▶ _Page excerpt_:
○ ○ ○ ○

Pictured here, cattle grazing on rangeland near Jordan Valley, OR.

USDA/Kirsten Strough

A federal judge has temporarily blocked livestock grazing across 22,000 acres of public land in Oregon, siding with environmental advocates who argue the area is critical for sage grouse research and habitat conservation.

The preliminary injunction, issued in response to a lawsuit by the Oregon Natural Desert Association (ONDA), halts the Bureau of Land Management (BLM) from allowing grazing on 13 designated Research Natural Areas (RNAs), which were initially closed to grazing in a 2015 conservation plan to protect sagebrush ecosystems vital to the greater sage-grouse.

ONDA claims the BLM’s January 2025 decision to scale back protections in those areas undermines long-standing scientific efforts, and the court agreed that the group is likely to succeed in proving the agency acted unlawfully. The order will remain in place while the lawsuit proceeds.

Background

In 2015, BLM designated 15 key RNAs across nearly 22,000 acres in Oregon as off-limits to livestock grazing under a conservation plan to protect greater sage-grouse habitat. These RNAs were intended to serve as undisturbed control sites for scientific study on the effects of grazing on sagebrush ecosystems. Although the plan barred new grazing permits, only two RNAs had ceased grazing by that year, leaving 13 still in use, according to the suit.

In 2019, ONDA sued the BLM over delays in implementing the grazing closures. A federal court agreed in 2022 that the agency had unreasonably delayed and ordered the closures to be enforced without further delay. The court later approved a stipulated remedy in 2023, outlining how BLM would phase out grazing in those areas, resulting in the closure of the 13 key RNAs over the next two years.

○ ○ ○ ○

▶ _Problems and tasks_:
(a) According to the article on Oregon grazing, what group filed the lawsuit that led to the preliminary injunction?
(b) In the listing, arrange the lines from its first line through the line containing "- top-divider: [37, 9, 1114, 10]" as a numbered list, leaving out blank lines.

○ ○ ○ ○

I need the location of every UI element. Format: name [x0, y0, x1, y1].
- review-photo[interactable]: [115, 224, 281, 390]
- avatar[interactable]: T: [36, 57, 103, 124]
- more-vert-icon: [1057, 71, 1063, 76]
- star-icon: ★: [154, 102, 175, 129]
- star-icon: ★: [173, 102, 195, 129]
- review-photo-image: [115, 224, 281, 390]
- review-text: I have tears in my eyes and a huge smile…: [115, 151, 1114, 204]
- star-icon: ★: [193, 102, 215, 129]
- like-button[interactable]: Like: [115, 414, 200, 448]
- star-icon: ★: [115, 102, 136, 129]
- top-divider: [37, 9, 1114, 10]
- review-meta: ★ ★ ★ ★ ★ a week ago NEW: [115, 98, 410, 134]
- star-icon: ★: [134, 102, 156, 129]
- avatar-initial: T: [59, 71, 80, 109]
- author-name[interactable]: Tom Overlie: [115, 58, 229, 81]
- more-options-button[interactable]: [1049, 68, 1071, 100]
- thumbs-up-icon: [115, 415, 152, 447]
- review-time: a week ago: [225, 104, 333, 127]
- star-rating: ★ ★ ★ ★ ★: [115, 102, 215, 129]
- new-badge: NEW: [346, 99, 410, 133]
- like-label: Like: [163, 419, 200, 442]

○ ○ ○ ○

▶ _Expected answers_:
(a) The Oregon Natural Desert Association (ONDA).

(b)
1. I need the location of every UI element. Format: name [x0, y0, x1, y1].
2. - review-photo[interactable]: [115, 224, 281, 390]
3. - avatar[interactable]: T: [36, 57, 103, 124]
4. - more-vert-icon: [1057, 71, 1063, 76]
5. - star-icon: ★: [154, 102, 175, 129]
6. - star-icon: ★: [173, 102, 195, 129]
7. - review-photo-image: [115, 224, 281, 390]
8. - review-text: I have tears in my eyes and a huge smile…: [115, 151, 1114, 204]
9. - star-icon: ★: [193, 102, 215, 129]
10. - like-button[interactable]: Like: [115, 414, 200, 448]
11. - star-icon: ★: [115, 102, 136, 129]
12. - top-divider: [37, 9, 1114, 10]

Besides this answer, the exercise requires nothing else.